**** MATERIAL TO PROCESS ****

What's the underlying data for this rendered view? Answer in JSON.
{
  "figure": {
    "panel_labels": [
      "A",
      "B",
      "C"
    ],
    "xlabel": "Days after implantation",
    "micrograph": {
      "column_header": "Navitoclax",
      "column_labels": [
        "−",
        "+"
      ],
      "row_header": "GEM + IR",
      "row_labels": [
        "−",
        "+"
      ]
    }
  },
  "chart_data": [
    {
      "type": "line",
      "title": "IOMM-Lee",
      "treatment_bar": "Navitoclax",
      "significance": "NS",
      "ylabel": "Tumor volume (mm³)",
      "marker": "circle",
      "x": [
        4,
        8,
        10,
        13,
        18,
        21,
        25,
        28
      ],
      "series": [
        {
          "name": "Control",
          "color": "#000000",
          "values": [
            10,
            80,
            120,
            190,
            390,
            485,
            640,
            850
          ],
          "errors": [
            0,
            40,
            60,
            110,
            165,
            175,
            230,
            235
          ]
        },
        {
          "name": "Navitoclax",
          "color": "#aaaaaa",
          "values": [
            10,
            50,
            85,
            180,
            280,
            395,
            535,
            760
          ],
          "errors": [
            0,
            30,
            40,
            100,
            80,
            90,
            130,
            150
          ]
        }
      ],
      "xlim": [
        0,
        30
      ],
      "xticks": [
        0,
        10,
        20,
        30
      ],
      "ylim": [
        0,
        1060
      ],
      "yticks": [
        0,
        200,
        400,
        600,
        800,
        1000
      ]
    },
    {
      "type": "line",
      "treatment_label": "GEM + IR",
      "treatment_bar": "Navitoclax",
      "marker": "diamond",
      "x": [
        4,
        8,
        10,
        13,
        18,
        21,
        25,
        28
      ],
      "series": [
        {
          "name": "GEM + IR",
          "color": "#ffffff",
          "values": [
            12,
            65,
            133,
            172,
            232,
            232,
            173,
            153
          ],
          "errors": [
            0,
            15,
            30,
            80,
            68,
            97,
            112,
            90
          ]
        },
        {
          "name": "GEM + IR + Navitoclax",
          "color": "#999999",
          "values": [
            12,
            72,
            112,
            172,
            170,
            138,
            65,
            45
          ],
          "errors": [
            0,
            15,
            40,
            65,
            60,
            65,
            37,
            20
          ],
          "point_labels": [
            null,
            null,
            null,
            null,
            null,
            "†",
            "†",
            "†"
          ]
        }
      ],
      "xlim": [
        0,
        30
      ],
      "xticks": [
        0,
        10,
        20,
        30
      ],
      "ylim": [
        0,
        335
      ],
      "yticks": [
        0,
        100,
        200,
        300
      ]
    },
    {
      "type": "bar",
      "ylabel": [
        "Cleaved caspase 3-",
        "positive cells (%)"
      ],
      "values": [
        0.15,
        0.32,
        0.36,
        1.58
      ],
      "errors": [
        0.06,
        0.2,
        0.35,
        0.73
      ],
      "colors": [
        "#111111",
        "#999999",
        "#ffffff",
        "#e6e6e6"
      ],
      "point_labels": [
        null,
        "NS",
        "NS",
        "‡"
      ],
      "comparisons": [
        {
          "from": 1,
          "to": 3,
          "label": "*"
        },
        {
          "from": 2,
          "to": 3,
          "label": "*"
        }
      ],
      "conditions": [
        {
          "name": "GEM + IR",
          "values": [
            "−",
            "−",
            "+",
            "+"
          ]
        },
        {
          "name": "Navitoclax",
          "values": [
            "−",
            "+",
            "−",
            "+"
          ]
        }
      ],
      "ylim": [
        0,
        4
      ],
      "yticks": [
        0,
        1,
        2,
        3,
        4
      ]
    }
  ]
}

****

## YOUR GOAL:
Could the entries above be output once more, exactly as they are?

## EXERCISE RESPONSE:
What's the underlying data for this rendered view? Answer in JSON.
{
  "figure": {
    "panel_labels": [
      "A",
      "B",
      "C"
    ],
    "xlabel": "Days after implantation",
    "micrograph": {
      "column_header": "Navitoclax",
      "column_labels": [
        "−",
        "+"
      ],
      "row_header": "GEM + IR",
      "row_labels": [
        "−",
        "+"
      ]
    }
  },
  "chart_data": [
    {
      "type": "line",
      "title": "IOMM-Lee",
      "treatment_bar": "Navitoclax",
      "significance": "NS",
      "ylabel": "Tumor volume (mm³)",
      "marker": "circle",
      "x": [
        4,
        8,
        10,
        13,
        18,
        21,
        25,
        28
      ],
      "series": [
        {
          "name": "Control",
          "color": "#000000",
          "values": [
            10,
            80,
            120,
            190,
            390,
            485,
            640,
            850
          ],
          "errors": [
            0,
            40,
            60,
            110,
            165,
            175,
            230,
            235
          ]
        },
        {
          "name": "Navitoclax",
          "color": "#aaaaaa",
          "values": [
            10,
            50,
            85,
            180,
            280,
            395,
            535,
            760
          ],
          "errors": [
            0,
            30,
            40,
            100,
            80,
            90,
            130,
            150
          ]
        }
      ],
      "xlim": [
        0,
        30
      ],
      "xticks": [
        0,
        10,
        20,
        30
      ],
      "ylim": [
        0,
        1060
      ],
      "yticks": [
        0,
        200,
        400,
        600,
        800,
        1000
      ]
    },
    {
      "type": "line",
      "treatment_label": "GEM + IR",
      "treatment_bar": "Navitoclax",
      "marker": "diamond",
      "x": [
        4,
        8,
        10,
        13,
        18,
        21,
        25,
        28
      ],
      "series": [
        {
          "name": "GEM + IR",
          "color": "#ffffff",
          "values": [
            12,
            65,
            133,
            172,
            232,
            232,
            173,
            153
          ],
          "errors": [
            0,
            15,
            30,
            80,
            68,
            97,
            112,
            90
          ]
        },
        {
          "name": "GEM + IR + Navitoclax",
          "color": "#999999",
          "values": [
            12,
            72,
            112,
            172,
            170,
            138,
            65,
            45
          ],
          "errors": [
            0,
            15,
            40,
            65,
            60,
            65,
            37,
            20
          ],
          "point_labels": [
            null,
            null,
            null,
            null,
            null,
            "†",
            "†",
            "†"
          ]
        }
      ],
      "xlim": [
        0,
        30
      ],
      "xticks": [
        0,
        10,
        20,
        30
      ],
      "ylim": [
        0,
        335
      ],
      "yticks": [
        0,
        100,
        200,
        300
      ]
    },
    {
      "type": "bar",
      "ylabel": [
        "Cleaved caspase 3-",
        "positive cells (%)"
      ],
      "values": [
        0.15,
        0.32,
        0.36,
        1.58
      ],
      "errors": [
        0.06,
        0.2,
        0.35,
        0.73
      ],
      "colors": [
        "#111111",
        "#999999",
        "#ffffff",
        "#e6e6e6"
      ],
      "point_labels": [
        null,
        "NS",
        "NS",
        "‡"
      ],
      "comparisons": [
        {
          "from": 1,
          "to": 3,
          "label": "*"
        },
        {
          "from": 2,
          "to": 3,
          "label": "*"
        }
      ],
      "conditions": [
        {
          "name": "GEM + IR",
          "values": [
            "−",
            "−",
            "+",
            "+"
          ]
        },
        {
          "name": "Navitoclax",
          "values": [
            "−",
            "+",
            "−",
            "+"
          ]
        }
      ],
      "ylim": [
        0,
        4
      ],
      "yticks": [
        0,
        1,
        2,
        3,
        4
      ]
    }
  ]
}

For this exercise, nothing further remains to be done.